Given exercise:
In the material below, identify each line bearing the word "TRANSUNIVERS". Reproduce those lines.

(Dataset records)

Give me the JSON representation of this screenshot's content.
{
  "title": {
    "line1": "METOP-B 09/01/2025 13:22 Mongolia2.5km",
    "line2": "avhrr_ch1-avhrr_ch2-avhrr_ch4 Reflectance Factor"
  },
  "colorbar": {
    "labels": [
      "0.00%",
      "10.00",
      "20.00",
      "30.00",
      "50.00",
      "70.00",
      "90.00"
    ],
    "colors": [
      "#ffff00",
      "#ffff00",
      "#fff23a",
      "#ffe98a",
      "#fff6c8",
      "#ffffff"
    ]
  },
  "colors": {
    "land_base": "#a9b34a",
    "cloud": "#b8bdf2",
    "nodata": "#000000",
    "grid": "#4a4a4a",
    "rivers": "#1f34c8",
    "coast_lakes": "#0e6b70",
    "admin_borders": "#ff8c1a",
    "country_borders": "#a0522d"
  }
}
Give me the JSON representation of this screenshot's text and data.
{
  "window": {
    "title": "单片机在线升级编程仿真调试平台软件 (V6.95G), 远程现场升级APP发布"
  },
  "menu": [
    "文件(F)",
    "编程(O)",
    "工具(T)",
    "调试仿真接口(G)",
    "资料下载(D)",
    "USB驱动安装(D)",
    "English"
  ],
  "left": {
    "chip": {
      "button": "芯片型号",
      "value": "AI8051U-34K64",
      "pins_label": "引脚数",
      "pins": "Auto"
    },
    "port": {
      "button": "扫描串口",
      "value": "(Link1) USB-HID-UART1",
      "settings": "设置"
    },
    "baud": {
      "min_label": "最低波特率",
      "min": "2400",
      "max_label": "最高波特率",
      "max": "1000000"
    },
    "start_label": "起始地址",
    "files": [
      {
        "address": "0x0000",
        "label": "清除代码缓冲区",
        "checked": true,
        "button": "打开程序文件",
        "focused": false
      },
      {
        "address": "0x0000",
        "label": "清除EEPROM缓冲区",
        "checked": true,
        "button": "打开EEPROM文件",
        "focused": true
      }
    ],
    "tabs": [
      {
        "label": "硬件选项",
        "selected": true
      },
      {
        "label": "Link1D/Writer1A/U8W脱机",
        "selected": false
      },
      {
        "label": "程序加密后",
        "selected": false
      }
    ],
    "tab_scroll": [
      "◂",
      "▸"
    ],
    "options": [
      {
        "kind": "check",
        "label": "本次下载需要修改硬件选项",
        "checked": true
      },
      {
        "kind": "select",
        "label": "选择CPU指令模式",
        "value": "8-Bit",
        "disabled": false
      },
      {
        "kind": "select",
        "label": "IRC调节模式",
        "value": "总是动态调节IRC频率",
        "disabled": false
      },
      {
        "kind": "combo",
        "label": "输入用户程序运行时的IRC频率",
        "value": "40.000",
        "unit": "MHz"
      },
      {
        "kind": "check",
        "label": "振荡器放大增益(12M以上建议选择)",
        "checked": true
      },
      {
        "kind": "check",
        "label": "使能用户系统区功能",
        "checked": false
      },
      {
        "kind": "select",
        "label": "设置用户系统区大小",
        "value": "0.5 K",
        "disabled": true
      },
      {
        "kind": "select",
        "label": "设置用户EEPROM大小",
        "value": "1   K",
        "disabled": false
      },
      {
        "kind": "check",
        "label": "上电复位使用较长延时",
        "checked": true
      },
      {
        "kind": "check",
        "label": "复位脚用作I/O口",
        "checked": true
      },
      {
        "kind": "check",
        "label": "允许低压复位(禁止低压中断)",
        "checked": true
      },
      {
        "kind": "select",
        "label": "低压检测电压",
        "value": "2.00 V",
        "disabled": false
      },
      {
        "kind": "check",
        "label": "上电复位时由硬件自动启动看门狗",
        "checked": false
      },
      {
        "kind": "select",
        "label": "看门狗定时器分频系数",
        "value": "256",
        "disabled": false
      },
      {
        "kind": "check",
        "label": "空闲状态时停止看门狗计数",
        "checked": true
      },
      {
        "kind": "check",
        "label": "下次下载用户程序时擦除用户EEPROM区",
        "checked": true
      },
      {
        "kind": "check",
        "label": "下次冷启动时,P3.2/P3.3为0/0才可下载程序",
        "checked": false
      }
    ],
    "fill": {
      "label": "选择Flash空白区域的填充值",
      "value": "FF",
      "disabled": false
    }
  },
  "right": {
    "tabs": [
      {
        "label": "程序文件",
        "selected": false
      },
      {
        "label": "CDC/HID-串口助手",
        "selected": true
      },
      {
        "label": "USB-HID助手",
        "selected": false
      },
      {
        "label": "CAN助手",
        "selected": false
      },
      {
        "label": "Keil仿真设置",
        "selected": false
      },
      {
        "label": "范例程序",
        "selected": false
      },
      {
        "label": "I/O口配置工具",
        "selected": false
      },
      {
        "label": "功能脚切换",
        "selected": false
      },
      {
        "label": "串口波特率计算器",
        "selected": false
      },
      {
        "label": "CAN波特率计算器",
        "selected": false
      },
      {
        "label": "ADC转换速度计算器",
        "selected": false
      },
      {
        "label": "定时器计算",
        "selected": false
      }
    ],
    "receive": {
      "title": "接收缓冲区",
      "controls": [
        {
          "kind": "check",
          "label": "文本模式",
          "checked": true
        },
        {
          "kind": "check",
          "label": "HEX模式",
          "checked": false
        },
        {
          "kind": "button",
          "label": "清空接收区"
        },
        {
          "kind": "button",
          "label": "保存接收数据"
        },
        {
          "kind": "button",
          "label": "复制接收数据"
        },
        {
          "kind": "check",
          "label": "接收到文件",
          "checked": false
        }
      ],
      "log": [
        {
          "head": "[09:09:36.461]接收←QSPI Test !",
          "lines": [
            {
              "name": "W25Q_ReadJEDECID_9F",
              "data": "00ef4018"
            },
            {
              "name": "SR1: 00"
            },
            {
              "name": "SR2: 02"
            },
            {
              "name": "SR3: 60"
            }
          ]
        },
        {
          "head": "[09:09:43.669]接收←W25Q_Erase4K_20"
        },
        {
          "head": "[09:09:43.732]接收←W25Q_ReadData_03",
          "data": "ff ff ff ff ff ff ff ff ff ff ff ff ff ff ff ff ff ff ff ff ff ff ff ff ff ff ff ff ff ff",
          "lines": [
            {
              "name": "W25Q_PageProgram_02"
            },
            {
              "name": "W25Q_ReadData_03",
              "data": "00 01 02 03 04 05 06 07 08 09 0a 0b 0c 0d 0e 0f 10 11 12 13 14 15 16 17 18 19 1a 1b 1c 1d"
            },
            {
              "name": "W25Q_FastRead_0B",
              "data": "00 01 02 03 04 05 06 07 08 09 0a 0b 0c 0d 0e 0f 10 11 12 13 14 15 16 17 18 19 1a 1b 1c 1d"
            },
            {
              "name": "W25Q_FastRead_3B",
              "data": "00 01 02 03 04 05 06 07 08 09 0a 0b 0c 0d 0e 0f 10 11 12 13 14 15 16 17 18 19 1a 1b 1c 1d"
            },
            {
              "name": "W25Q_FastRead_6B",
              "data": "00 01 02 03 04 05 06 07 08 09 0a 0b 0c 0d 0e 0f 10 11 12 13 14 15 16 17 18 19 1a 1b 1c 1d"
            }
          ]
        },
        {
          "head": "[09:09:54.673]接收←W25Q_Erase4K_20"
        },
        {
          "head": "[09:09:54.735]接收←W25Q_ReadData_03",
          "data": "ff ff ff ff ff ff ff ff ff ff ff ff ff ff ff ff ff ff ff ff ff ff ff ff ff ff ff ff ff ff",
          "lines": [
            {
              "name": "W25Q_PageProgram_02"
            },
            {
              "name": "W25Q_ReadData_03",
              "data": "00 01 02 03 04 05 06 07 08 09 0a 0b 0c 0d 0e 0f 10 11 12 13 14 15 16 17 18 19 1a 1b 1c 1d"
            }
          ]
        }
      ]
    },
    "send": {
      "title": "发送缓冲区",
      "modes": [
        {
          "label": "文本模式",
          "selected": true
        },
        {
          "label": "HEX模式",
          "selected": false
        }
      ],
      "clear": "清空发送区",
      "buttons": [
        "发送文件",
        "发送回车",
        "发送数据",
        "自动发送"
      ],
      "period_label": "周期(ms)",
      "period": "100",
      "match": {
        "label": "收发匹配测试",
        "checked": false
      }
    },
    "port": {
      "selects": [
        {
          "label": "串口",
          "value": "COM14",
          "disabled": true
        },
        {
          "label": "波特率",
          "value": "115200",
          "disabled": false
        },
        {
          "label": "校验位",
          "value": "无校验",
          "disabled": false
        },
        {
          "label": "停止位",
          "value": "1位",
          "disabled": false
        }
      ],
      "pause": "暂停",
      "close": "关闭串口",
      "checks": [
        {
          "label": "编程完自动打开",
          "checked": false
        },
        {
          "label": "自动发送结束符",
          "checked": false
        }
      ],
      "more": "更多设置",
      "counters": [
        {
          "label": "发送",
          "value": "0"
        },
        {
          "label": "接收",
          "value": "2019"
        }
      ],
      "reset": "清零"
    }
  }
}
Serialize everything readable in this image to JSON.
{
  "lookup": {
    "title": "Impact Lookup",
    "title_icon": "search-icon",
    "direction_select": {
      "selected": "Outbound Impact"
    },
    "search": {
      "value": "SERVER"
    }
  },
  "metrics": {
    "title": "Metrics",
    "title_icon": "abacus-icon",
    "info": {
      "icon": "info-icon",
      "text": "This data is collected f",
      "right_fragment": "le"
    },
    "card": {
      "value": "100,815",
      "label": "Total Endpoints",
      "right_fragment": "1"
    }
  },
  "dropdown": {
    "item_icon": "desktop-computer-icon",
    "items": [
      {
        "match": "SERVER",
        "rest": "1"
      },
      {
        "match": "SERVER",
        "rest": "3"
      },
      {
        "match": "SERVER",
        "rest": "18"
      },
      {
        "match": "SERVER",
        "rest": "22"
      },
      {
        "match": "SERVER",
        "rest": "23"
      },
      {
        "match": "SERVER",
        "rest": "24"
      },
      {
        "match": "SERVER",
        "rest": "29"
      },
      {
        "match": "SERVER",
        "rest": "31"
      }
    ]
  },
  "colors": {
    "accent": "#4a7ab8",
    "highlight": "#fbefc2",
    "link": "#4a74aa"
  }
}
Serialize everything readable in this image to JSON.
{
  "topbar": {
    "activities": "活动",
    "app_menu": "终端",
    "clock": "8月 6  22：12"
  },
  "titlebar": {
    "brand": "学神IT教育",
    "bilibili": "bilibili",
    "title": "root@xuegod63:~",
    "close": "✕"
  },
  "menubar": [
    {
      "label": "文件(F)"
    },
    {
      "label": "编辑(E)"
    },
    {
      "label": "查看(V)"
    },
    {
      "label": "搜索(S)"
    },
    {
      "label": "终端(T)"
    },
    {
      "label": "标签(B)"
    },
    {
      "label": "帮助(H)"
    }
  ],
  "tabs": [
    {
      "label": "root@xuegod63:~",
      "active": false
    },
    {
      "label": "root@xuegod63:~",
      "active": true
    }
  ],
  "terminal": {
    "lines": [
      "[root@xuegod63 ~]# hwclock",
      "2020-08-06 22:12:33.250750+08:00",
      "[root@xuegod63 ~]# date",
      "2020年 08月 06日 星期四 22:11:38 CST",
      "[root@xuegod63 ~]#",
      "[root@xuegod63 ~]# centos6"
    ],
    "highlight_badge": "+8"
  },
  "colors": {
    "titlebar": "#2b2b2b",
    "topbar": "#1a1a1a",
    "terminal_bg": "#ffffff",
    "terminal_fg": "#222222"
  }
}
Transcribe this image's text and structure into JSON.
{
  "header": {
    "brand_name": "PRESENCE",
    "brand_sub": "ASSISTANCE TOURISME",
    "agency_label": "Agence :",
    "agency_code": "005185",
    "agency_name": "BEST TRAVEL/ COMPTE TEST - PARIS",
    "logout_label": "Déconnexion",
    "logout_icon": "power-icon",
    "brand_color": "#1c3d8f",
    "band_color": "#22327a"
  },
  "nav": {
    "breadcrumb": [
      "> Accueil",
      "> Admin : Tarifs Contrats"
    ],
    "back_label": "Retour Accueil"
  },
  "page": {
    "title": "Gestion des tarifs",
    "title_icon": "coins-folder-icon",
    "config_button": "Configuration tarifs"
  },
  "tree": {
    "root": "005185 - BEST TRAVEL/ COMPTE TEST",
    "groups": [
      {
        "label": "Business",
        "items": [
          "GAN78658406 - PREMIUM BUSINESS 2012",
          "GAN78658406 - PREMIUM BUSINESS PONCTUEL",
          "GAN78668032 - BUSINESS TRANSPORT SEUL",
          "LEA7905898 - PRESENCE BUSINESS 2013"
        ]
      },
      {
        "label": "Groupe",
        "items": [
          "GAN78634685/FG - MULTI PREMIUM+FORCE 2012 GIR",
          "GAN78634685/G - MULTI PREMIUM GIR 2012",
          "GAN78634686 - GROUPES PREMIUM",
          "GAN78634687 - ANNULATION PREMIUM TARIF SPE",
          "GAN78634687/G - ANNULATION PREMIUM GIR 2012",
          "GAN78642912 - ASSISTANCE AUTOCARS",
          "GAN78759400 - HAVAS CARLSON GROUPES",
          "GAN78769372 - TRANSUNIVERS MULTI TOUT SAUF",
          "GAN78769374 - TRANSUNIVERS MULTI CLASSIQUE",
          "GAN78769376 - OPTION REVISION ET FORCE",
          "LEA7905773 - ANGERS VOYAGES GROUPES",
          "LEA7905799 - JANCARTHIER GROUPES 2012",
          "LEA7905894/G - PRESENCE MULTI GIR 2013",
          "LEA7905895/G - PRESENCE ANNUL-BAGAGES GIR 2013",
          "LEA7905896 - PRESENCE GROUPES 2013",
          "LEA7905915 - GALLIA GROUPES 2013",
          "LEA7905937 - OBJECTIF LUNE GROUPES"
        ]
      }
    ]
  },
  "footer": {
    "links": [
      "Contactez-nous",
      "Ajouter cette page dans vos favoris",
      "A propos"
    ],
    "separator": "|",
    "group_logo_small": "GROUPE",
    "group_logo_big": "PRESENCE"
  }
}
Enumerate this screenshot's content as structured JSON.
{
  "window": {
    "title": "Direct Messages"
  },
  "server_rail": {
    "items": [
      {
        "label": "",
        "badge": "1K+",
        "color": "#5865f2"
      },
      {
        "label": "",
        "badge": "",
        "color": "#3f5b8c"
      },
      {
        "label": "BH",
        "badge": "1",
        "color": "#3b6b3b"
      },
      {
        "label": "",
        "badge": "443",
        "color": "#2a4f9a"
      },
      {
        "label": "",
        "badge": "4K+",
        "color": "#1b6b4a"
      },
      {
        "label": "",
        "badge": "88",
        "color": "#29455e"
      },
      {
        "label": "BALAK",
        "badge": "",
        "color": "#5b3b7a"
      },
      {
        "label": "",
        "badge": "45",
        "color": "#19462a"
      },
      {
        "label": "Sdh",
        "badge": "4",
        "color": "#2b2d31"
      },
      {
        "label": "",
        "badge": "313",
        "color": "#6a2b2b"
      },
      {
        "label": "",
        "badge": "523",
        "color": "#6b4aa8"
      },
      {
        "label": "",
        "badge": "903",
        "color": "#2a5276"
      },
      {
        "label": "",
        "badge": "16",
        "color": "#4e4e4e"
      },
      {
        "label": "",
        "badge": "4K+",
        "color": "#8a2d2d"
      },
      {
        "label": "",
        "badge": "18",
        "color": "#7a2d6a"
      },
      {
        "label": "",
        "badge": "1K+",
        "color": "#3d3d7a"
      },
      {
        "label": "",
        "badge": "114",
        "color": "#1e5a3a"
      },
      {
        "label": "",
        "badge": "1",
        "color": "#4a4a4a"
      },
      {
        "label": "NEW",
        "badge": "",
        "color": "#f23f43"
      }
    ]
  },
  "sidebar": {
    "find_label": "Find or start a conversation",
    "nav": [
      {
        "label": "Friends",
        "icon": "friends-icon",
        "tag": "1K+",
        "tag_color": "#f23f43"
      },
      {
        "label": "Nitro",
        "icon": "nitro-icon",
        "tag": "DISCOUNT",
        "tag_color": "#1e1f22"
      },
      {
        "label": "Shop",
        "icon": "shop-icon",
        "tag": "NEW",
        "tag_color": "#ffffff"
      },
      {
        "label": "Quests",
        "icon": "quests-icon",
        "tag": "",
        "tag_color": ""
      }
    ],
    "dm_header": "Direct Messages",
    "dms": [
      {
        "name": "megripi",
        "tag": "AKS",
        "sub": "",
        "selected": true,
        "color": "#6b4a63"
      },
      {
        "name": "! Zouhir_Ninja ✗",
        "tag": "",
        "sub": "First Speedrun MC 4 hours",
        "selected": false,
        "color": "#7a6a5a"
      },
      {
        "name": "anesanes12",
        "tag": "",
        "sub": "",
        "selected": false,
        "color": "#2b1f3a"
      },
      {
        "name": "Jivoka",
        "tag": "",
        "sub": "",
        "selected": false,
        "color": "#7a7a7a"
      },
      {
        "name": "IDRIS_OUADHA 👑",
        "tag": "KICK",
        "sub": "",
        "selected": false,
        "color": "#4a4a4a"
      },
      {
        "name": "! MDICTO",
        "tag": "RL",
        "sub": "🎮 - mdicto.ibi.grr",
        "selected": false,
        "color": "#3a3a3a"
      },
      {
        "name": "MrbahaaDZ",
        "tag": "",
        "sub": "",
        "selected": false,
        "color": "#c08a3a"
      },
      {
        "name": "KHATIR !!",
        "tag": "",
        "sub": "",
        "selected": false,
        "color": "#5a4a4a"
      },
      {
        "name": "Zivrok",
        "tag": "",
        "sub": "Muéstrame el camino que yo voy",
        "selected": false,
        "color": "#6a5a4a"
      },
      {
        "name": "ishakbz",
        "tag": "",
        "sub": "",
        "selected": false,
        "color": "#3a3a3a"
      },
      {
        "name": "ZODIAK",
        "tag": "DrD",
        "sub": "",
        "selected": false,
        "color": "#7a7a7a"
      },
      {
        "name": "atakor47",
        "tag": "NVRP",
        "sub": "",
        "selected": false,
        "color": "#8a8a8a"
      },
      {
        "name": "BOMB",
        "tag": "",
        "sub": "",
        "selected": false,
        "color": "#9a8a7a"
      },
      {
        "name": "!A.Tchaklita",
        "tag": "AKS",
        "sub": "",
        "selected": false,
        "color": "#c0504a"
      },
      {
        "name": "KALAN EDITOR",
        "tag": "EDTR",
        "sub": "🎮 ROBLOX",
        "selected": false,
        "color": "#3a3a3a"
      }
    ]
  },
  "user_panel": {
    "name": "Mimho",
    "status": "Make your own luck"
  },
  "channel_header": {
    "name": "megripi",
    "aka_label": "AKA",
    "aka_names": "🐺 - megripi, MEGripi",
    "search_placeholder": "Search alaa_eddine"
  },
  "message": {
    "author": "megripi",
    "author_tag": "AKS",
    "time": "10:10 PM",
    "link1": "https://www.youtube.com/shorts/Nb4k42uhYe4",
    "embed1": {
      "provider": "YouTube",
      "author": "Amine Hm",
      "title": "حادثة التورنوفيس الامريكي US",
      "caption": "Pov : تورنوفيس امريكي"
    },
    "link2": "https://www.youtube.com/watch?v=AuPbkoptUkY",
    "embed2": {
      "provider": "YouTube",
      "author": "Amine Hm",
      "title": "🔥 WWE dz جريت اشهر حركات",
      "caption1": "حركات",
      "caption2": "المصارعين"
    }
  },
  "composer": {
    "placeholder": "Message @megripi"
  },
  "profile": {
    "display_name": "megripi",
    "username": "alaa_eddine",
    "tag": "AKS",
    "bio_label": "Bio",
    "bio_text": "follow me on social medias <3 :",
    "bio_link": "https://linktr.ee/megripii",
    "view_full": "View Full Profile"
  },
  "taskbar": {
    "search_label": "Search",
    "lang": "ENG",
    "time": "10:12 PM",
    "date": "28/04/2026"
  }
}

Written solution:
          "GAN78769372 - TRANSUNIVERS MULTI TOUT SAUF",
          "GAN78769374 - TRANSUNIVERS MULTI CLASSIQUE",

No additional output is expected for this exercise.